Copy each line of the records that contains the word "with".

══════

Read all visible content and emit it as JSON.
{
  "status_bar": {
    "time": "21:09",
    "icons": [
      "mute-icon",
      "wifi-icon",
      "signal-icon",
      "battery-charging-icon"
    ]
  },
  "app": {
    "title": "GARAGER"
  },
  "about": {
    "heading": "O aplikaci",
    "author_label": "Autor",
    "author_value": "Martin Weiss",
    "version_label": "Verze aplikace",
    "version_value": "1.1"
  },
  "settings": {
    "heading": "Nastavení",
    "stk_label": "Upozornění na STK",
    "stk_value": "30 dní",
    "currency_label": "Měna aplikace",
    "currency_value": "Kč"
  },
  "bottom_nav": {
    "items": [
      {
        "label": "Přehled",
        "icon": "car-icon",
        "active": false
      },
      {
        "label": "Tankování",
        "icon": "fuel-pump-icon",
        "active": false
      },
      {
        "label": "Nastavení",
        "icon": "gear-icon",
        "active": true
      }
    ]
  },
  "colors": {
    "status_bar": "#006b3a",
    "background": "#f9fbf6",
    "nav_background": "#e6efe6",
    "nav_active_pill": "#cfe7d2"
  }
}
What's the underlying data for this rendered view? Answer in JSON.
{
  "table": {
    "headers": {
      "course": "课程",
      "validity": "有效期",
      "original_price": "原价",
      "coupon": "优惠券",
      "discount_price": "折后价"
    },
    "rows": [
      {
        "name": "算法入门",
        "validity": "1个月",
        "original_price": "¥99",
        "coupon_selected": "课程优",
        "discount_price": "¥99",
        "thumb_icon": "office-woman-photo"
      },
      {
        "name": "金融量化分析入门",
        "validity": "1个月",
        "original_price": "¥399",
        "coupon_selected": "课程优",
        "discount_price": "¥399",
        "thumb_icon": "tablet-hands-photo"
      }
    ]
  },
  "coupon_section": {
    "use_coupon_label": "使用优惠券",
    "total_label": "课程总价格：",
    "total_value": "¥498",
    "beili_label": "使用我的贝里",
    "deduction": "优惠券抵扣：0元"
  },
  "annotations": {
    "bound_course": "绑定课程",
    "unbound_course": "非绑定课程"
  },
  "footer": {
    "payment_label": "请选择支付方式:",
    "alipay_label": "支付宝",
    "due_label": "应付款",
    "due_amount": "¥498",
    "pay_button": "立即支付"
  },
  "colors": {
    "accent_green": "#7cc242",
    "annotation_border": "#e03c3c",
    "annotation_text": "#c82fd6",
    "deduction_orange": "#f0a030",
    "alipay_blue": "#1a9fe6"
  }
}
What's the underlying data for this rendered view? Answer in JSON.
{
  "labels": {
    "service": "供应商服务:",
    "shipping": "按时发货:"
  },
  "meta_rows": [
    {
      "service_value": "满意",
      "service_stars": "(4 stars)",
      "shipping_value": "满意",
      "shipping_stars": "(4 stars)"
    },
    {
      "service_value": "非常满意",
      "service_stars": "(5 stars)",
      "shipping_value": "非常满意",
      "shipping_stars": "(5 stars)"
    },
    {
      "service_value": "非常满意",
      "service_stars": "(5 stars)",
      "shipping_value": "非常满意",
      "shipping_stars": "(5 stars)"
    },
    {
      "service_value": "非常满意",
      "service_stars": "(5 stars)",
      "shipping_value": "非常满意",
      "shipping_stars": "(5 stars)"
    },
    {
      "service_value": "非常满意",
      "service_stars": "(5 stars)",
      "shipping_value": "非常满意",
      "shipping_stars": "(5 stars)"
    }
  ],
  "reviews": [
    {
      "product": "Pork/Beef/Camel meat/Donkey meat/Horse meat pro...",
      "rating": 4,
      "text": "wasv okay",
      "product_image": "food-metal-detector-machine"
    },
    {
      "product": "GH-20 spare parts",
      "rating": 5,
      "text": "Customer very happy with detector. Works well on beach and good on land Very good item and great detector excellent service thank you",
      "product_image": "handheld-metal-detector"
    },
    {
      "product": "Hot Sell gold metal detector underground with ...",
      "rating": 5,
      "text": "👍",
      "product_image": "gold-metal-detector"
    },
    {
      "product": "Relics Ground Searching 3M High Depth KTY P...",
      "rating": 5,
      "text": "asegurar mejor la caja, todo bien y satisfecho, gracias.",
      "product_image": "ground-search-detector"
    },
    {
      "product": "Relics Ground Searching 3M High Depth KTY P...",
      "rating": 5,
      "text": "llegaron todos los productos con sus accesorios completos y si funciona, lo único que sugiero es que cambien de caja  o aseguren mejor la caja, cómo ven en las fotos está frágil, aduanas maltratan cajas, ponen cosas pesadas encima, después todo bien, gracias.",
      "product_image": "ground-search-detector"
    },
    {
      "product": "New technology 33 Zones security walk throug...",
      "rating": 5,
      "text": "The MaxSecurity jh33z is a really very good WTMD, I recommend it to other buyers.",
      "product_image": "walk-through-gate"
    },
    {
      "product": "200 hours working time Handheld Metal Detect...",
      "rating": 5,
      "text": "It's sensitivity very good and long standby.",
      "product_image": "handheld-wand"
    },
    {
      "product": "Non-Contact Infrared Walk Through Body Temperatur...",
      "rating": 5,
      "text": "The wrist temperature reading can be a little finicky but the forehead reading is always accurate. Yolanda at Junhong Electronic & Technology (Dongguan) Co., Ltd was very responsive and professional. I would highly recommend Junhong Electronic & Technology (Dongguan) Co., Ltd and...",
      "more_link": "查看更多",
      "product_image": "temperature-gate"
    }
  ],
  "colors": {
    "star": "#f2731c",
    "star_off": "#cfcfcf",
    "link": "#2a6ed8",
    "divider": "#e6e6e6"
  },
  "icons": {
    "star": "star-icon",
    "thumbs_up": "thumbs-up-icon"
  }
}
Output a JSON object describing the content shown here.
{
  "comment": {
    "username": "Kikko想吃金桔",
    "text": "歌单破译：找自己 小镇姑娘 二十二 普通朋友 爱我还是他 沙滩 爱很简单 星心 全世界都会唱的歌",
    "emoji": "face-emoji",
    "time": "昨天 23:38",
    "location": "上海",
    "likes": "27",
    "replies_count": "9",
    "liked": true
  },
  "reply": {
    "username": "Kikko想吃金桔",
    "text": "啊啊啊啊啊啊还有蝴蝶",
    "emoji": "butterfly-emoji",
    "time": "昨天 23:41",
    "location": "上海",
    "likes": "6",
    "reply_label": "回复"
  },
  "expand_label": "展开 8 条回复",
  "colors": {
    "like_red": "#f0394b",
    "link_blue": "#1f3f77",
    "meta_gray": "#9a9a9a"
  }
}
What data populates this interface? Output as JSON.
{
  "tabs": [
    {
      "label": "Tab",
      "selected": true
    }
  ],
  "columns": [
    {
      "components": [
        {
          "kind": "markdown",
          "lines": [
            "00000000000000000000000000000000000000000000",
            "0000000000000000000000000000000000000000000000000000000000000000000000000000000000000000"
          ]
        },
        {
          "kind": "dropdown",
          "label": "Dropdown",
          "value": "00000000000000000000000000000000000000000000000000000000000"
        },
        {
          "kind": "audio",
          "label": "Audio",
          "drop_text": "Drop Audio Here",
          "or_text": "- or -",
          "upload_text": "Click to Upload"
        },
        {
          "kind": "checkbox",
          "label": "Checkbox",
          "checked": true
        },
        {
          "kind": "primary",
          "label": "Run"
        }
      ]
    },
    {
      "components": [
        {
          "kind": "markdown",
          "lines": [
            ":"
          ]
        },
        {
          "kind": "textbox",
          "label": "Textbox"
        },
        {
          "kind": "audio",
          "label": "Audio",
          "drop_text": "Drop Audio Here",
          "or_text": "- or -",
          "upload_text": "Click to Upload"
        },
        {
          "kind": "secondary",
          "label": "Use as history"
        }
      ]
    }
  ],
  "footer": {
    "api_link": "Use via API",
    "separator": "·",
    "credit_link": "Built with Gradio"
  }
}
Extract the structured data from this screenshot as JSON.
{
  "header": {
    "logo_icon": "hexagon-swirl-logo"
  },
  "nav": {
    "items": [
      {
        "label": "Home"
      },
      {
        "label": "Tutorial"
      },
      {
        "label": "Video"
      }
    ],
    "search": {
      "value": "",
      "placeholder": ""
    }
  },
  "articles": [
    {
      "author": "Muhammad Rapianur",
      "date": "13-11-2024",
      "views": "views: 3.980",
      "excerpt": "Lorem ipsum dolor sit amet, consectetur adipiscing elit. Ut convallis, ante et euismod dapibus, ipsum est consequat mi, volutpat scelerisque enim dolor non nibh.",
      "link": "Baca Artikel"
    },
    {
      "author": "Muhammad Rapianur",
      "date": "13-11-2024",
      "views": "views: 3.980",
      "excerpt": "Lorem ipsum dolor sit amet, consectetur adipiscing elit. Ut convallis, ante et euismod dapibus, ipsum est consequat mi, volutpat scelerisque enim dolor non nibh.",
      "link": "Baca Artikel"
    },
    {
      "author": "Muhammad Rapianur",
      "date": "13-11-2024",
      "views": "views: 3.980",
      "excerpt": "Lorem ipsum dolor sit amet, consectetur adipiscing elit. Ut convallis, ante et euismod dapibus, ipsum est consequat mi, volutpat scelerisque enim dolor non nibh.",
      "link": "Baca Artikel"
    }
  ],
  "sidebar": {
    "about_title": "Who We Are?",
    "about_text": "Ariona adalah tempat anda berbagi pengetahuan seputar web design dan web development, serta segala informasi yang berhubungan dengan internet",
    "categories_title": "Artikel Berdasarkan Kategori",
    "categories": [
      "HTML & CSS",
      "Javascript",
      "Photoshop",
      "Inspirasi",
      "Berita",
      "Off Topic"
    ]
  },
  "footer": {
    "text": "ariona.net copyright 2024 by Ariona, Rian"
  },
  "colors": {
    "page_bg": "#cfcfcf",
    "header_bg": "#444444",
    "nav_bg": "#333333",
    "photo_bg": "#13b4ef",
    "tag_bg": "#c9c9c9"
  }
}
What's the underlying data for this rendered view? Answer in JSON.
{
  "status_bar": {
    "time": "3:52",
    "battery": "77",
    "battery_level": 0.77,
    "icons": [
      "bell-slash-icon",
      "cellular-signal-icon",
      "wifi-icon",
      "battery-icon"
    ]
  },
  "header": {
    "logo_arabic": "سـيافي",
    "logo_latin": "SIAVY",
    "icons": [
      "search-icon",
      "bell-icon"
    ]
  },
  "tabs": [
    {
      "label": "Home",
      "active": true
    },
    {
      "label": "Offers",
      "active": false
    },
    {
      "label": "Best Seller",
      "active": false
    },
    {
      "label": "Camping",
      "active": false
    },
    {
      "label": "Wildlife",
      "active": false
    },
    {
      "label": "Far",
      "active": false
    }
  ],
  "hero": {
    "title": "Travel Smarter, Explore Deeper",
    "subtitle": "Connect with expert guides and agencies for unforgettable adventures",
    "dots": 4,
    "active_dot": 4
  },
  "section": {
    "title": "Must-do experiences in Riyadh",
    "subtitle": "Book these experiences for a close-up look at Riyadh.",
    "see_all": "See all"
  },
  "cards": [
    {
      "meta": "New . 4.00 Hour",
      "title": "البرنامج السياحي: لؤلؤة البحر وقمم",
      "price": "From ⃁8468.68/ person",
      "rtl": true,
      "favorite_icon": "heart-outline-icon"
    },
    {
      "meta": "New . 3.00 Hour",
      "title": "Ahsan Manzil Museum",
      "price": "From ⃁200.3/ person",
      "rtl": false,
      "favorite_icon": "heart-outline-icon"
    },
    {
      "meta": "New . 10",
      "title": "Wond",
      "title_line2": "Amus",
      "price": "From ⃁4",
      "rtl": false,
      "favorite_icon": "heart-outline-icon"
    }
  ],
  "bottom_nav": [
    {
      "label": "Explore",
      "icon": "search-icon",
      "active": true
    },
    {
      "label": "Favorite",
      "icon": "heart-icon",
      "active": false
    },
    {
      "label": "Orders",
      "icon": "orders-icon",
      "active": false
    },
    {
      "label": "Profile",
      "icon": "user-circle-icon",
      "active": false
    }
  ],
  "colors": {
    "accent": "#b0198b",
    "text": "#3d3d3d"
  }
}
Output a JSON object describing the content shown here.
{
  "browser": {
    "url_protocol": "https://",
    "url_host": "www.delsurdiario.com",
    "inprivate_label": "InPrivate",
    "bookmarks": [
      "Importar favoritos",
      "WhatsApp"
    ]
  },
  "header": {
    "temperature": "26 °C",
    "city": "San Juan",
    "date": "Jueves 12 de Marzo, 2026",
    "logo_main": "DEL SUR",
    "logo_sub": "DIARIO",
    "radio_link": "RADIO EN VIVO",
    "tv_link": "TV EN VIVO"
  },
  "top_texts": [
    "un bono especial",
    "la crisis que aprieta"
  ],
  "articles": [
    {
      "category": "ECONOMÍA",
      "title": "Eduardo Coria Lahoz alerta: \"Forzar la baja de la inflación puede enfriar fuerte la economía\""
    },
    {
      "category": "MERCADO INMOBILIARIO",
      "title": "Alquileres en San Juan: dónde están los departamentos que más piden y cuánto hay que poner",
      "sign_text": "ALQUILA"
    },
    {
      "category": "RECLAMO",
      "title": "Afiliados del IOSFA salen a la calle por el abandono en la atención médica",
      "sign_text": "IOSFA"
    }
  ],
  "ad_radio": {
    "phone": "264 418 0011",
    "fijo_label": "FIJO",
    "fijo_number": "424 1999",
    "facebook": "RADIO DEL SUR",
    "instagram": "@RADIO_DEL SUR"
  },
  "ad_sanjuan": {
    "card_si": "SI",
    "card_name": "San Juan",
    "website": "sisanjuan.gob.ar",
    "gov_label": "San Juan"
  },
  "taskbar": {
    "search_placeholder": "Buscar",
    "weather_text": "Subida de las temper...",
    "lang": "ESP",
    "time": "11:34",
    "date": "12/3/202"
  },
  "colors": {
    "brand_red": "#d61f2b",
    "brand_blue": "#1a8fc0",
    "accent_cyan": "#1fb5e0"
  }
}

══════

_Answer below_.
      "text": "Customer very happy with detector. Works well on beach and good on land Very good item and great detector excellent service thank you",
      "product": "Hot Sell gold metal detector underground with ...",
    "credit_link": "Built with Gradio"
    "subtitle": "Connect with expert guides and agencies for unforgettable adventures",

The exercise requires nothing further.